*Brief*
Extract each line bearing the word "subtitle".

*Records for this task*
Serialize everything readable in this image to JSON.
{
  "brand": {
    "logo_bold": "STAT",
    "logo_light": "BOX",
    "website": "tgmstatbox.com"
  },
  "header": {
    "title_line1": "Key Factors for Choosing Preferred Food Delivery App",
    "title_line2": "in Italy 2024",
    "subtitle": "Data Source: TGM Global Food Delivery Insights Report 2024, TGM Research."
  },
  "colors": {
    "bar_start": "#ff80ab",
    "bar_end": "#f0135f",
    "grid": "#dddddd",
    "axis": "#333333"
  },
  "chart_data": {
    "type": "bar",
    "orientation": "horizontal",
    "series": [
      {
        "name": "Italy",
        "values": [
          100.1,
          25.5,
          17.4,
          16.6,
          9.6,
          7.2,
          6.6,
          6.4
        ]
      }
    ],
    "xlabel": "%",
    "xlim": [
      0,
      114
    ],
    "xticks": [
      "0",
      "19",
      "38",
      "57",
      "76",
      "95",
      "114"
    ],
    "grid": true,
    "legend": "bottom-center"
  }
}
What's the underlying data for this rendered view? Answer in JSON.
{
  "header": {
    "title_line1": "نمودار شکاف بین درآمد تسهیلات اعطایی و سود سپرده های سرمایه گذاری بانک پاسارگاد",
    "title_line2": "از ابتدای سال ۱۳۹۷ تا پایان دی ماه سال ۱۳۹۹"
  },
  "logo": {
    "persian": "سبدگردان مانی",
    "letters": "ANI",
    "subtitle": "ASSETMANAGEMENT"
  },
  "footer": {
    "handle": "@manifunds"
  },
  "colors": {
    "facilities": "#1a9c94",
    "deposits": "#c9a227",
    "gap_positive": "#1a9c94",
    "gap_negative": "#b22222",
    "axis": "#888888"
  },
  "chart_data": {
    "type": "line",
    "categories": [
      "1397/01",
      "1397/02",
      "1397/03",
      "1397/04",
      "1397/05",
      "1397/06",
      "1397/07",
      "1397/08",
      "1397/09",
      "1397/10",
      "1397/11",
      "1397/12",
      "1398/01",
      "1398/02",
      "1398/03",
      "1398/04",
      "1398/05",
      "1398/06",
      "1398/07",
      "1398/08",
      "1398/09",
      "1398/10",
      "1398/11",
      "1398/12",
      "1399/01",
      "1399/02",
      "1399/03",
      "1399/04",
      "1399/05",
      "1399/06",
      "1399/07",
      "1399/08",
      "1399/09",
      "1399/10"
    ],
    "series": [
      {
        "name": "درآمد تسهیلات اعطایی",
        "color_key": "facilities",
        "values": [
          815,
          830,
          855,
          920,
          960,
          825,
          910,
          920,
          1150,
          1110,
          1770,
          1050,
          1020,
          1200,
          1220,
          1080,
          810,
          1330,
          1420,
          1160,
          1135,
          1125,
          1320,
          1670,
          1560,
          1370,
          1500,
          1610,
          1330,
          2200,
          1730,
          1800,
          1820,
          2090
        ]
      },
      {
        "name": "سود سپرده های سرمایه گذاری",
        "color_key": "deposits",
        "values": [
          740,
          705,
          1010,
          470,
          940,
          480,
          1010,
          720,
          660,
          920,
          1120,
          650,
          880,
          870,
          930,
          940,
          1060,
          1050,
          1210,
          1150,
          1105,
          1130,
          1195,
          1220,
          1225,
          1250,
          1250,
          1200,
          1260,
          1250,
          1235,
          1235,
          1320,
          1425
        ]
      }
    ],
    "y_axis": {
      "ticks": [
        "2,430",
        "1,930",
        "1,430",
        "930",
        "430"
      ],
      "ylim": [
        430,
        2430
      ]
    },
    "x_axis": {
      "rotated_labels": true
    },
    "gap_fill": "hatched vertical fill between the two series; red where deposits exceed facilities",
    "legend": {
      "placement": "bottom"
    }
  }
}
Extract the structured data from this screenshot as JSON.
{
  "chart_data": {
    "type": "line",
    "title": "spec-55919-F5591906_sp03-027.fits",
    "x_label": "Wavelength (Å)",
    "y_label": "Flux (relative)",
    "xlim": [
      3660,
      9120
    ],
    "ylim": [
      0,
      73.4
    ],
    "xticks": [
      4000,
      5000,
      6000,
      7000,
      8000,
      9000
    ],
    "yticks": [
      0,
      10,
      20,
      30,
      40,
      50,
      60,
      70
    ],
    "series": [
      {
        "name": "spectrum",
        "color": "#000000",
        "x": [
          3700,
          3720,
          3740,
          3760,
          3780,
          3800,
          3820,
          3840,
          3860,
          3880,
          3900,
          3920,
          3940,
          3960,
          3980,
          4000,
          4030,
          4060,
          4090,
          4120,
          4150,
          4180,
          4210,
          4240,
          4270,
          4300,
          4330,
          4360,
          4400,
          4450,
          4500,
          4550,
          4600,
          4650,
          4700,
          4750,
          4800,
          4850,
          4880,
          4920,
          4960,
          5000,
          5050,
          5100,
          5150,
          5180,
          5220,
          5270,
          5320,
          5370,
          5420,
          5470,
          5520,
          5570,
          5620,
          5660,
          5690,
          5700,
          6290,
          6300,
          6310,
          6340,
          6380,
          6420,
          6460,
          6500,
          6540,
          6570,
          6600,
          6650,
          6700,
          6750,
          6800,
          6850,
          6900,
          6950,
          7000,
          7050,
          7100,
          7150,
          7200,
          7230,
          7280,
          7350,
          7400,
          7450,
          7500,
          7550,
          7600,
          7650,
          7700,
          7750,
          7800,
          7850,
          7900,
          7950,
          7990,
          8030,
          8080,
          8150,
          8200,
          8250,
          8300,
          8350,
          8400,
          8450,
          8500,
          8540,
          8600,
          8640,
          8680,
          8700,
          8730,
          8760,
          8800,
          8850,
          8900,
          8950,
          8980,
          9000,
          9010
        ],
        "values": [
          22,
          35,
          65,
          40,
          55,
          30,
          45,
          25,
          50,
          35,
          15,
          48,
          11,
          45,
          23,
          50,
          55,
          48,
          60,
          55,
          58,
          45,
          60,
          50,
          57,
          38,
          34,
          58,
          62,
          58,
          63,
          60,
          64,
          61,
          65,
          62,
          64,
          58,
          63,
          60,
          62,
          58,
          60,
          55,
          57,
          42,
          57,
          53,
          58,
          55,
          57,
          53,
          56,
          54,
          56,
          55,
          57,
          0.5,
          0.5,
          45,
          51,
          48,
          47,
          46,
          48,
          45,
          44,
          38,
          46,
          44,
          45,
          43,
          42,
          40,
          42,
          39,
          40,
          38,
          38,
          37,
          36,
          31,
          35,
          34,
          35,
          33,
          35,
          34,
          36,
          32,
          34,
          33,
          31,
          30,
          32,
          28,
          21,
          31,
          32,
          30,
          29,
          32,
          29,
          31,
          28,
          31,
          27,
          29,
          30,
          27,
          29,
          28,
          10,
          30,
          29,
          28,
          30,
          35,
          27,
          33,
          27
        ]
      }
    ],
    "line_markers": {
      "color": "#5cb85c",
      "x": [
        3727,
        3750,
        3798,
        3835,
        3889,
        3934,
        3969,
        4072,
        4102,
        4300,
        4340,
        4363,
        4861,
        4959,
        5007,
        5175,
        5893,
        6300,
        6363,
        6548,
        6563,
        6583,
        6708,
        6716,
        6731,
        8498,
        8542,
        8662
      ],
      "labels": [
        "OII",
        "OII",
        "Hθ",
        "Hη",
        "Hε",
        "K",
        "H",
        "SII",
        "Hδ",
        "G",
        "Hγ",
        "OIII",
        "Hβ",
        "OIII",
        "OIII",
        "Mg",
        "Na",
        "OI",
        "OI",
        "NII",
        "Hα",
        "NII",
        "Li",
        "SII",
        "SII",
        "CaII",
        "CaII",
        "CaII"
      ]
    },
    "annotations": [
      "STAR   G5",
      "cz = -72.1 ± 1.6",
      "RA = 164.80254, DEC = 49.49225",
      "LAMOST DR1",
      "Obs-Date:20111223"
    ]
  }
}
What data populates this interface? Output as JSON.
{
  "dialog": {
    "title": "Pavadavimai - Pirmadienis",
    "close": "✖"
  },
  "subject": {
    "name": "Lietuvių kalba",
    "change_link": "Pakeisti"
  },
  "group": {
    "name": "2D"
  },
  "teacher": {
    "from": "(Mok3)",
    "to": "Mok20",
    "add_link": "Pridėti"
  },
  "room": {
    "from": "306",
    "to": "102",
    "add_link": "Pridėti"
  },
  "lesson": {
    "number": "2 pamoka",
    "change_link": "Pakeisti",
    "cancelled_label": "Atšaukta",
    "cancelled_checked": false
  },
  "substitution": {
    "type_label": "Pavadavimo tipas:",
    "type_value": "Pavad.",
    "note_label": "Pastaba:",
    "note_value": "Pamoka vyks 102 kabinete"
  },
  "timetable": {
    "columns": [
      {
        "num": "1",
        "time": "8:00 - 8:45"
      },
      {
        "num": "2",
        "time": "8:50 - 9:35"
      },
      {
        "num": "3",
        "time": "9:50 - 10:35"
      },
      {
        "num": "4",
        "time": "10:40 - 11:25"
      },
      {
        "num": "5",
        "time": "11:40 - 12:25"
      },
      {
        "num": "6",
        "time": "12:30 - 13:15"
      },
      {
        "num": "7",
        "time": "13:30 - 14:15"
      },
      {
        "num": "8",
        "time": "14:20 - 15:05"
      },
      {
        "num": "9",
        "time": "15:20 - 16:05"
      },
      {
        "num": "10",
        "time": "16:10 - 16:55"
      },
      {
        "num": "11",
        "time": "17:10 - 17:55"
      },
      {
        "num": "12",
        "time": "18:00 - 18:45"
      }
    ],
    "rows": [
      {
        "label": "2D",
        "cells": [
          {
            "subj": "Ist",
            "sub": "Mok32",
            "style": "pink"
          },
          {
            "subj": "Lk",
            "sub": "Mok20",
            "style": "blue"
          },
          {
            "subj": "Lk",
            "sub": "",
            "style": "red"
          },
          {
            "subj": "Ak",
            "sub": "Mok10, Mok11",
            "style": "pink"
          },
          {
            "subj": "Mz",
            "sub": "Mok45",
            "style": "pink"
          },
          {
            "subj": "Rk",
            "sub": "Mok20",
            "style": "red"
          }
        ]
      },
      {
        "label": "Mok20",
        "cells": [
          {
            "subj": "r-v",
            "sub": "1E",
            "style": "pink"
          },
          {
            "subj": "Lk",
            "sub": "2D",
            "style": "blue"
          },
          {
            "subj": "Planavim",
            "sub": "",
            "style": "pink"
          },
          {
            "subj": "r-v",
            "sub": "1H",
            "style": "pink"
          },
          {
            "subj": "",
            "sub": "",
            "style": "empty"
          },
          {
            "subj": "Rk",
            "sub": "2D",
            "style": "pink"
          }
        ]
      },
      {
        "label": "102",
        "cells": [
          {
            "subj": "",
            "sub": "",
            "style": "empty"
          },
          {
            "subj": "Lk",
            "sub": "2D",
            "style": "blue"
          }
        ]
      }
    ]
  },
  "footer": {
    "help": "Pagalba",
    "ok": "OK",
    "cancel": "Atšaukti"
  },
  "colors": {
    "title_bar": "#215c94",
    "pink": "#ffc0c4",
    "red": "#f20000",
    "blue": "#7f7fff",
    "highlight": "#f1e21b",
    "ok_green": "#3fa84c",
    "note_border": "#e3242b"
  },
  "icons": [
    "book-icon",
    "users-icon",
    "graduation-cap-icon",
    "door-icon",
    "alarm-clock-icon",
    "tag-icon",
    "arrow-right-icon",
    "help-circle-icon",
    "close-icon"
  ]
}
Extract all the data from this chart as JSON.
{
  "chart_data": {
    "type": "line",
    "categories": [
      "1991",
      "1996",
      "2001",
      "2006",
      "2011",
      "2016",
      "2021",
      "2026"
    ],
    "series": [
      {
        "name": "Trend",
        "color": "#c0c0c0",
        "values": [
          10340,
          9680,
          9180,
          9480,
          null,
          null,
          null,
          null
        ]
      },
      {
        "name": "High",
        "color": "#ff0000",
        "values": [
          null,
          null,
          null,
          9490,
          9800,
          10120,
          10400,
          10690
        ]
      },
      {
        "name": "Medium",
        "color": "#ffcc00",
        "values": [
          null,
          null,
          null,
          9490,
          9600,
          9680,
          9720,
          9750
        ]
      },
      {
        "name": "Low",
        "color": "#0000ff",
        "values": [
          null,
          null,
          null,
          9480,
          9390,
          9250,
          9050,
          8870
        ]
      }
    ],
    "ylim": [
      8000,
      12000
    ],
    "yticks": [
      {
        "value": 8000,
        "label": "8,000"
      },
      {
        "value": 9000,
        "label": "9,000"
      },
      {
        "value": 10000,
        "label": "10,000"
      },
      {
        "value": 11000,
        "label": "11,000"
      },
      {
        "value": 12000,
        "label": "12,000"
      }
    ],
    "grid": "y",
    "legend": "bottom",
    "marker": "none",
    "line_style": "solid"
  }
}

*Answer*
    "subtitle": "Data Source: TGM Global Food Delivery Insights Report 2024, TGM Research."
    "subtitle": "ASSETMANAGEMENT"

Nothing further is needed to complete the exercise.